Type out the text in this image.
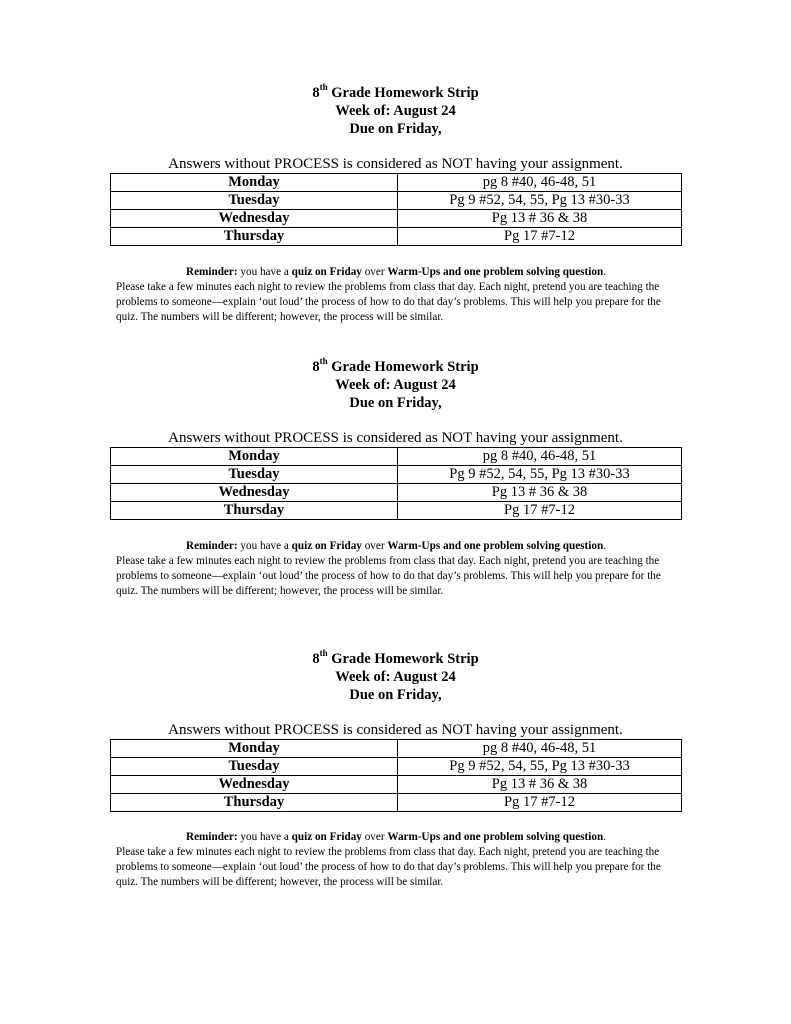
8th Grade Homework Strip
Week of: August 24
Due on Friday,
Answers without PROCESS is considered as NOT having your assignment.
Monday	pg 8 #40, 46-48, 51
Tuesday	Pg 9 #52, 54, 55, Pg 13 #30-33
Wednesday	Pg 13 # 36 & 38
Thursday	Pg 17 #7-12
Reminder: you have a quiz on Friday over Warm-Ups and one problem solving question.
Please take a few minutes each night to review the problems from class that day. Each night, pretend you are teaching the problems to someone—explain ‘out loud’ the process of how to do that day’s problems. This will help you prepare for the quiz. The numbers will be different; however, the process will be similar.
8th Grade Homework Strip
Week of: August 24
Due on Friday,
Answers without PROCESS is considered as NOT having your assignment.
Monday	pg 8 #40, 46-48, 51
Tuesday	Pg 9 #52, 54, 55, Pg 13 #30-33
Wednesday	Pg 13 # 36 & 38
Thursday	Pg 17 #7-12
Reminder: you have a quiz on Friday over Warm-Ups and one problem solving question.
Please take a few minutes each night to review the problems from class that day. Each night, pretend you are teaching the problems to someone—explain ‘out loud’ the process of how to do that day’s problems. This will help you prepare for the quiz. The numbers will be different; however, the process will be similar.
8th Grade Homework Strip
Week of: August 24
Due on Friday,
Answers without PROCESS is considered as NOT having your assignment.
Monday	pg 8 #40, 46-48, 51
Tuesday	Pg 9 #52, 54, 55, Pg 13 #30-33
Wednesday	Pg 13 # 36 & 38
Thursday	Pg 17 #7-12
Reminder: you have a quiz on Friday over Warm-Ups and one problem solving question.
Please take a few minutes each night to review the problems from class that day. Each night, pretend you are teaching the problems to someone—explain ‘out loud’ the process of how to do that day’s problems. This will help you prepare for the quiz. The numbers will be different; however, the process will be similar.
· · ·
In your copy, leave out the pictures and reproduce the material above exactly.

RESPONSE TO THIS TASK:
Type out the text in this image.
8th Grade Homework Strip
Week of: August 24
Due on Friday,
Answers without PROCESS is considered as NOT having your assignment.
Monday	pg 8 #40, 46-48, 51
Tuesday	Pg 9 #52, 54, 55, Pg 13 #30-33
Wednesday	Pg 13 # 36 & 38
Thursday	Pg 17 #7-12
Reminder: you have a quiz on Friday over Warm-Ups and one problem solving question.
Please take a few minutes each night to review the problems from class that day. Each night, pretend you are teaching the problems to someone—explain ‘out loud’ the process of how to do that day’s problems. This will help you prepare for the quiz. The numbers will be different; however, the process will be similar.
8th Grade Homework Strip
Week of: August 24
Due on Friday,
Answers without PROCESS is considered as NOT having your assignment.
Monday	pg 8 #40, 46-48, 51
Tuesday	Pg 9 #52, 54, 55, Pg 13 #30-33
Wednesday	Pg 13 # 36 & 38
Thursday	Pg 17 #7-12
Reminder: you have a quiz on Friday over Warm-Ups and one problem solving question.
Please take a few minutes each night to review the problems from class that day. Each night, pretend you are teaching the problems to someone—explain ‘out loud’ the process of how to do that day’s problems. This will help you prepare for the quiz. The numbers will be different; however, the process will be similar.
8th Grade Homework Strip
Week of: August 24
Due on Friday,
Answers without PROCESS is considered as NOT having your assignment.
Monday	pg 8 #40, 46-48, 51
Tuesday	Pg 9 #52, 54, 55, Pg 13 #30-33
Wednesday	Pg 13 # 36 & 38
Thursday	Pg 17 #7-12
Reminder: you have a quiz on Friday over Warm-Ups and one problem solving question.
Please take a few minutes each night to review the problems from class that day. Each night, pretend you are teaching the problems to someone—explain ‘out loud’ the process of how to do that day’s problems. This will help you prepare for the quiz. The numbers will be different; however, the process will be similar.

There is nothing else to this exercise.